§ Objective:
Go through the listing and return every line with "maxeffekt" in it.

§ Records supplied:

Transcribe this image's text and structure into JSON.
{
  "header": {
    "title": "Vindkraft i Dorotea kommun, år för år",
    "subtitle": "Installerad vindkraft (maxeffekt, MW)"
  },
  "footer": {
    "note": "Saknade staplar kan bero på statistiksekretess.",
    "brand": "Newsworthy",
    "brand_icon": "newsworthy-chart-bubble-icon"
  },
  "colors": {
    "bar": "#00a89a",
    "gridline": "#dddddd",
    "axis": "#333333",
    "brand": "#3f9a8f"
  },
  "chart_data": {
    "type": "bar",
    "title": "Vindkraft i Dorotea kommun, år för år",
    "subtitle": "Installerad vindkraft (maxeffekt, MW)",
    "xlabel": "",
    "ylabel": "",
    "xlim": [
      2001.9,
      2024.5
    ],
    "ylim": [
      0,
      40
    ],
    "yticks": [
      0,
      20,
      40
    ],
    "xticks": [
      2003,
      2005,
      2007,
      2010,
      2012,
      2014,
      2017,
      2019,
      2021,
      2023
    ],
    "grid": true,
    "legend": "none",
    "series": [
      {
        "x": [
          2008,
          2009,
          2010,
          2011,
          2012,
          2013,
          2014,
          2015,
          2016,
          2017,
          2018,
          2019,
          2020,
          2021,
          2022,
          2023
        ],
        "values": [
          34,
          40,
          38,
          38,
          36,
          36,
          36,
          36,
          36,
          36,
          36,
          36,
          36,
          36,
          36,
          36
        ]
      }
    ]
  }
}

§ The output:
    "subtitle": "Installerad vindkraft (maxeffekt, MW)"
    "subtitle": "Installerad vindkraft (maxeffekt, MW)",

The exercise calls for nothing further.